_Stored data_
================

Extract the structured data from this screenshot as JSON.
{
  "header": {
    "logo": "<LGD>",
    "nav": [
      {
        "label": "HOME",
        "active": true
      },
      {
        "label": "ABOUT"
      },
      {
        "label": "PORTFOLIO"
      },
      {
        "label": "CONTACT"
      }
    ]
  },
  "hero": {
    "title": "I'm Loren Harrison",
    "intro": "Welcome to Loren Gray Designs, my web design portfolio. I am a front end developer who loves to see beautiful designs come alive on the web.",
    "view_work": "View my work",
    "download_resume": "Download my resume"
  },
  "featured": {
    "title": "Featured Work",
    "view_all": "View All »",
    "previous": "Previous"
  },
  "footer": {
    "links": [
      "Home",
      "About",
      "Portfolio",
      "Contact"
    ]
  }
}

================

_TO BE DONE_
Restate all of the entries exactly, please.

_OUTPUT FOR THIS TASK_
Extract the structured data from this screenshot as JSON.
{
  "header": {
    "logo": "<LGD>",
    "nav": [
      {
        "label": "HOME",
        "active": true
      },
      {
        "label": "ABOUT"
      },
      {
        "label": "PORTFOLIO"
      },
      {
        "label": "CONTACT"
      }
    ]
  },
  "hero": {
    "title": "I'm Loren Harrison",
    "intro": "Welcome to Loren Gray Designs, my web design portfolio. I am a front end developer who loves to see beautiful designs come alive on the web.",
    "view_work": "View my work",
    "download_resume": "Download my resume"
  },
  "featured": {
    "title": "Featured Work",
    "view_all": "View All »",
    "previous": "Previous"
  },
  "footer": {
    "links": [
      "Home",
      "About",
      "Portfolio",
      "Contact"
    ]
  }
}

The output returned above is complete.